------ Data records
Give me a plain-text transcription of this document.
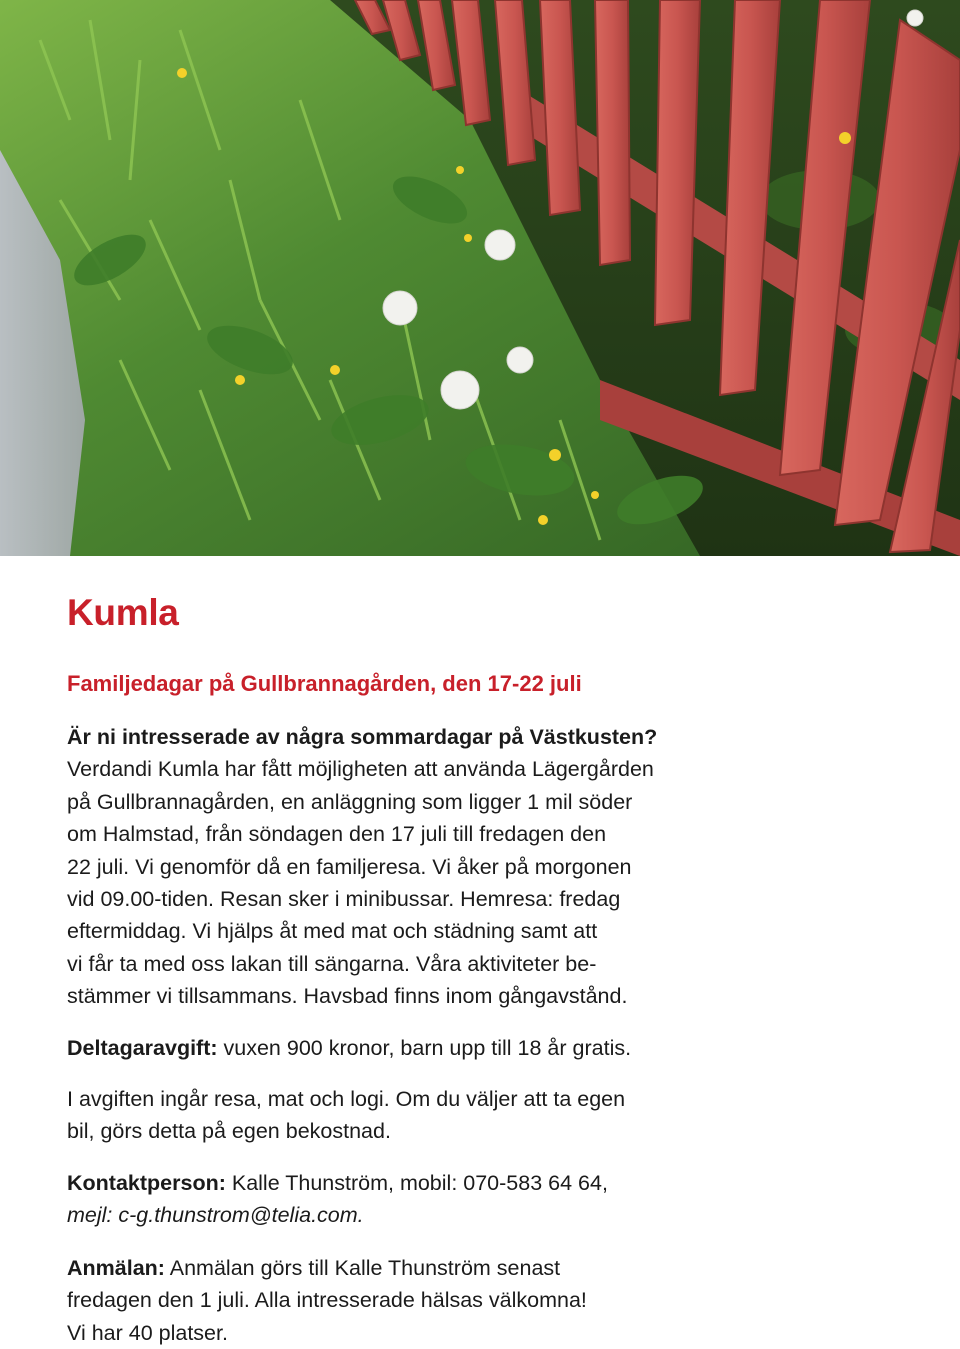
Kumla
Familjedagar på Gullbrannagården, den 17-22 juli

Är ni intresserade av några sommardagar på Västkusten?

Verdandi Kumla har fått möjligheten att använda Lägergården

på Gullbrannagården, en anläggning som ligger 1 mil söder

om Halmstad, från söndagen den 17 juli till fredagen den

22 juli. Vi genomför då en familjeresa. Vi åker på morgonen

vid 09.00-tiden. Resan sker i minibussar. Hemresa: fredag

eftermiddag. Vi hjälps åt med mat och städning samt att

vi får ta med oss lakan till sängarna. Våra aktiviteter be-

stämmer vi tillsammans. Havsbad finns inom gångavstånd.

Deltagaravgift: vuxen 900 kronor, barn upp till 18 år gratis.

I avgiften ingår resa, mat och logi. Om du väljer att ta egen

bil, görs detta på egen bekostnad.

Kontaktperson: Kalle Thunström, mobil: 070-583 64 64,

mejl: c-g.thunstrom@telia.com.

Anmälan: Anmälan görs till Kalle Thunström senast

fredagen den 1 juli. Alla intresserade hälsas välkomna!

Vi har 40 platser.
------------
------ Data records
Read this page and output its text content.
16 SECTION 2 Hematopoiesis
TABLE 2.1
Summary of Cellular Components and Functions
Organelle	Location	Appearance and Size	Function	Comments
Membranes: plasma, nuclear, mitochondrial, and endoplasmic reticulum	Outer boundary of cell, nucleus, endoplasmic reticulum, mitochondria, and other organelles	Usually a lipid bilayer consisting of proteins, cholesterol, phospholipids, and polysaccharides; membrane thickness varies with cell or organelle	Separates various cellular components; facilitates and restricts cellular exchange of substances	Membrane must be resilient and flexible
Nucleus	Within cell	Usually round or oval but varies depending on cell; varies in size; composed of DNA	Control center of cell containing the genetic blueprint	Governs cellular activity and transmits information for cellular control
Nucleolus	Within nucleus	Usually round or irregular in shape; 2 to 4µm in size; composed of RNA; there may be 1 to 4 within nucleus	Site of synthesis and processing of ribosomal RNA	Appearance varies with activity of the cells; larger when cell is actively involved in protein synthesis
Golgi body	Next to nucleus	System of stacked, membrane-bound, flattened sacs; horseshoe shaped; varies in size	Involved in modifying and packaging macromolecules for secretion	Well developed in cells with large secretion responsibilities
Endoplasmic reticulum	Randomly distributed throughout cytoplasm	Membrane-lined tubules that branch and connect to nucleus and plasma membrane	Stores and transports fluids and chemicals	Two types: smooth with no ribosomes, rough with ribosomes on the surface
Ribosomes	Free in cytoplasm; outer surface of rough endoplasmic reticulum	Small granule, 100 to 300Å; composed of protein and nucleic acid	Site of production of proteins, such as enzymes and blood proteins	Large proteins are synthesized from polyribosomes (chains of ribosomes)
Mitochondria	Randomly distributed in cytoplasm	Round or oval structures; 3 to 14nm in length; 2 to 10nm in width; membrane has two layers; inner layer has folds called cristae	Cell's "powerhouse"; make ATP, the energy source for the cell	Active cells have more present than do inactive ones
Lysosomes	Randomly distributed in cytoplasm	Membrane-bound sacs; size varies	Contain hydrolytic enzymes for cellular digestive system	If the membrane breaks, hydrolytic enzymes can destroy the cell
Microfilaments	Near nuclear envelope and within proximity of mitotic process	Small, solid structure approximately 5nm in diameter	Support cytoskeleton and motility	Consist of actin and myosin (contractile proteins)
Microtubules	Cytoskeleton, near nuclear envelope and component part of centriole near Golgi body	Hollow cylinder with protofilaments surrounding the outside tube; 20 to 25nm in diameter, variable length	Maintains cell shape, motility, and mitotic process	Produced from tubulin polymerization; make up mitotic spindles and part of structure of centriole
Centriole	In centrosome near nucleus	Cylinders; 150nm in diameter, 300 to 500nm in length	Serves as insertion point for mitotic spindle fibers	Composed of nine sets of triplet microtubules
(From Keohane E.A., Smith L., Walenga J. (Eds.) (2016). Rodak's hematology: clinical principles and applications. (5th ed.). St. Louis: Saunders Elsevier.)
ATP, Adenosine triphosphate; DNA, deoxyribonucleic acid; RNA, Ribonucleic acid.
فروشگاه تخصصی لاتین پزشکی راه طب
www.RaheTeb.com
------------
## What is expected
Please report every line of the records above that contains the word "mitotic".

## Reply to the task
Microfilaments	Near nuclear envelope and within proximity of mitotic process	Small, solid structure approximately 5nm in diameter	Support cytoskeleton and motility	Consist of actin and myosin (contractile proteins)
Microtubules	Cytoskeleton, near nuclear envelope and component part of centriole near Golgi body	Hollow cylinder with protofilaments surrounding the outside tube; 20 to 25nm in diameter, variable length	Maintains cell shape, motility, and mitotic process	Produced from tubulin polymerization; make up mitotic spindles and part of structure of centriole
Centriole	In centrosome near nucleus	Cylinders; 150nm in diameter, 300 to 500nm in length	Serves as insertion point for mitotic spindle fibers	Composed of nine sets of triplet microtubules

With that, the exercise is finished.